__DIRECTIONS FOR THIS TASK__. Could you write out every entry exactly as it stands?

__GIVEN DATA__.

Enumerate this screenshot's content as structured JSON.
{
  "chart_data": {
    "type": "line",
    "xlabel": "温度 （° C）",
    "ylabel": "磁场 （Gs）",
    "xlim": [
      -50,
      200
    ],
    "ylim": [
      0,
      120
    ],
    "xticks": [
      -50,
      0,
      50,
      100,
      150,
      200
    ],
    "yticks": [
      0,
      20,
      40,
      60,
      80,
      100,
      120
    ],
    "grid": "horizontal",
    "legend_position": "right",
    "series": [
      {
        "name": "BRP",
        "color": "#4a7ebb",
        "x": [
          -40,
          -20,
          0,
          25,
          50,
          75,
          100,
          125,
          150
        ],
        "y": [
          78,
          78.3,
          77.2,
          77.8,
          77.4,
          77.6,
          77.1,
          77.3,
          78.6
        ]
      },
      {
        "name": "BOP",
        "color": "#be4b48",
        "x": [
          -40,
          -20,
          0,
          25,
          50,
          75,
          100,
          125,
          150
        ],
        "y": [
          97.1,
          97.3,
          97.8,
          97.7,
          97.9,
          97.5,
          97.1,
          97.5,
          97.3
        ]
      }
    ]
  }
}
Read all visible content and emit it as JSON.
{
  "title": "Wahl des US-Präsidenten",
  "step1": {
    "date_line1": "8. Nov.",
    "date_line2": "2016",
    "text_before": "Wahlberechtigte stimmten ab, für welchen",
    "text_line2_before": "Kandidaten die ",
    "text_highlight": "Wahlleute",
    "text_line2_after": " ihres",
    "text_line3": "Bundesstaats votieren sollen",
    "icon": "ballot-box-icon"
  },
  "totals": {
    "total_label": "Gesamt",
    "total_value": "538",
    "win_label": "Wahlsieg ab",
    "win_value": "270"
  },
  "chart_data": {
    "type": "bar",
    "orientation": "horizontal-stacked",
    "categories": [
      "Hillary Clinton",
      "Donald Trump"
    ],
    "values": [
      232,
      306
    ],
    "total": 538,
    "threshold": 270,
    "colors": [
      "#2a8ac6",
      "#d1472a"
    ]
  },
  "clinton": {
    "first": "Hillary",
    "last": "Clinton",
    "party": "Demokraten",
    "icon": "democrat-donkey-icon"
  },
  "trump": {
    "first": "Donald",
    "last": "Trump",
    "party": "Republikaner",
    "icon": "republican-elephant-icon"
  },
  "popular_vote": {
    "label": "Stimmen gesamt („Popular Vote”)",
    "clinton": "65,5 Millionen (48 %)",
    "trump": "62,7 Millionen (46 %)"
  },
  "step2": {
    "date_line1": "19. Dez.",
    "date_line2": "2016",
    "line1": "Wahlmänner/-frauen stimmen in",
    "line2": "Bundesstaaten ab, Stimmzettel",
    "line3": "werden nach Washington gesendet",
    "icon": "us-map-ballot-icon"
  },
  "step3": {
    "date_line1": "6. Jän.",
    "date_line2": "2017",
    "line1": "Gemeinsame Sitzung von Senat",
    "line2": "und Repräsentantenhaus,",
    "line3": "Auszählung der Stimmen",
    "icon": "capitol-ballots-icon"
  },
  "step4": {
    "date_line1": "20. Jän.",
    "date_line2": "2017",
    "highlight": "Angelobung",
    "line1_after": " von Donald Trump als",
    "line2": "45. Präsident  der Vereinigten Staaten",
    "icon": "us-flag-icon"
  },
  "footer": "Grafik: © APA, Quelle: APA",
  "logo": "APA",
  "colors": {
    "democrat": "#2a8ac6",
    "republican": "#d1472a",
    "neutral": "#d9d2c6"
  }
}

__ANSWER TO THE EXERCISE__.
Enumerate this screenshot's content as structured JSON.
{
  "chart_data": {
    "type": "line",
    "xlabel": "温度 （° C）",
    "ylabel": "磁场 （Gs）",
    "xlim": [
      -50,
      200
    ],
    "ylim": [
      0,
      120
    ],
    "xticks": [
      -50,
      0,
      50,
      100,
      150,
      200
    ],
    "yticks": [
      0,
      20,
      40,
      60,
      80,
      100,
      120
    ],
    "grid": "horizontal",
    "legend_position": "right",
    "series": [
      {
        "name": "BRP",
        "color": "#4a7ebb",
        "x": [
          -40,
          -20,
          0,
          25,
          50,
          75,
          100,
          125,
          150
        ],
        "y": [
          78,
          78.3,
          77.2,
          77.8,
          77.4,
          77.6,
          77.1,
          77.3,
          78.6
        ]
      },
      {
        "name": "BOP",
        "color": "#be4b48",
        "x": [
          -40,
          -20,
          0,
          25,
          50,
          75,
          100,
          125,
          150
        ],
        "y": [
          97.1,
          97.3,
          97.8,
          97.7,
          97.9,
          97.5,
          97.1,
          97.5,
          97.3
        ]
      }
    ]
  }
}
Read all visible content and emit it as JSON.
{
  "title": "Wahl des US-Präsidenten",
  "step1": {
    "date_line1": "8. Nov.",
    "date_line2": "2016",
    "text_before": "Wahlberechtigte stimmten ab, für welchen",
    "text_line2_before": "Kandidaten die ",
    "text_highlight": "Wahlleute",
    "text_line2_after": " ihres",
    "text_line3": "Bundesstaats votieren sollen",
    "icon": "ballot-box-icon"
  },
  "totals": {
    "total_label": "Gesamt",
    "total_value": "538",
    "win_label": "Wahlsieg ab",
    "win_value": "270"
  },
  "chart_data": {
    "type": "bar",
    "orientation": "horizontal-stacked",
    "categories": [
      "Hillary Clinton",
      "Donald Trump"
    ],
    "values": [
      232,
      306
    ],
    "total": 538,
    "threshold": 270,
    "colors": [
      "#2a8ac6",
      "#d1472a"
    ]
  },
  "clinton": {
    "first": "Hillary",
    "last": "Clinton",
    "party": "Demokraten",
    "icon": "democrat-donkey-icon"
  },
  "trump": {
    "first": "Donald",
    "last": "Trump",
    "party": "Republikaner",
    "icon": "republican-elephant-icon"
  },
  "popular_vote": {
    "label": "Stimmen gesamt („Popular Vote”)",
    "clinton": "65,5 Millionen (48 %)",
    "trump": "62,7 Millionen (46 %)"
  },
  "step2": {
    "date_line1": "19. Dez.",
    "date_line2": "2016",
    "line1": "Wahlmänner/-frauen stimmen in",
    "line2": "Bundesstaaten ab, Stimmzettel",
    "line3": "werden nach Washington gesendet",
    "icon": "us-map-ballot-icon"
  },
  "step3": {
    "date_line1": "6. Jän.",
    "date_line2": "2017",
    "line1": "Gemeinsame Sitzung von Senat",
    "line2": "und Repräsentantenhaus,",
    "line3": "Auszählung der Stimmen",
    "icon": "capitol-ballots-icon"
  },
  "step4": {
    "date_line1": "20. Jän.",
    "date_line2": "2017",
    "highlight": "Angelobung",
    "line1_after": " von Donald Trump als",
    "line2": "45. Präsident  der Vereinigten Staaten",
    "icon": "us-flag-icon"
  },
  "footer": "Grafik: © APA, Quelle: APA",
  "logo": "APA",
  "colors": {
    "democrat": "#2a8ac6",
    "republican": "#d1472a",
    "neutral": "#d9d2c6"
  }
}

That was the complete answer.